WRITTEN REQUEST →
Beneath this task is a listing. State how many of its lines include the string "Output", giving nothing but the number.

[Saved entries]
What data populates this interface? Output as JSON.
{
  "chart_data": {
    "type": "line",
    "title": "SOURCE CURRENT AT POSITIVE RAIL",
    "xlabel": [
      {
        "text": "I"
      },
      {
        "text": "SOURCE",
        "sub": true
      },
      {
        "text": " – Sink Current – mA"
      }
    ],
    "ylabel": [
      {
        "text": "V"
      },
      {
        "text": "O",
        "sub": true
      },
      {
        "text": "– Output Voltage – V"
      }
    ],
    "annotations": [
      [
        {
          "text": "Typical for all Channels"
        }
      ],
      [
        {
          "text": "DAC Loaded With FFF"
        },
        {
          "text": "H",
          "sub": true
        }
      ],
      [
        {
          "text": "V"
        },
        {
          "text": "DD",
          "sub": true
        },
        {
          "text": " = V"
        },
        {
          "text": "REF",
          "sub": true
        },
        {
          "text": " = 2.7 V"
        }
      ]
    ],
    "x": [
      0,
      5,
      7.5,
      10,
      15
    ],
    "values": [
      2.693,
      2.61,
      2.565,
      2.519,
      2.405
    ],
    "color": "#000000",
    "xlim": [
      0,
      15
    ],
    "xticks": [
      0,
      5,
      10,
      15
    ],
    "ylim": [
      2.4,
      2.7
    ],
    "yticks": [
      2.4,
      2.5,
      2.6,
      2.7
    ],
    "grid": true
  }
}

RESULT FOR THIS TASK →
2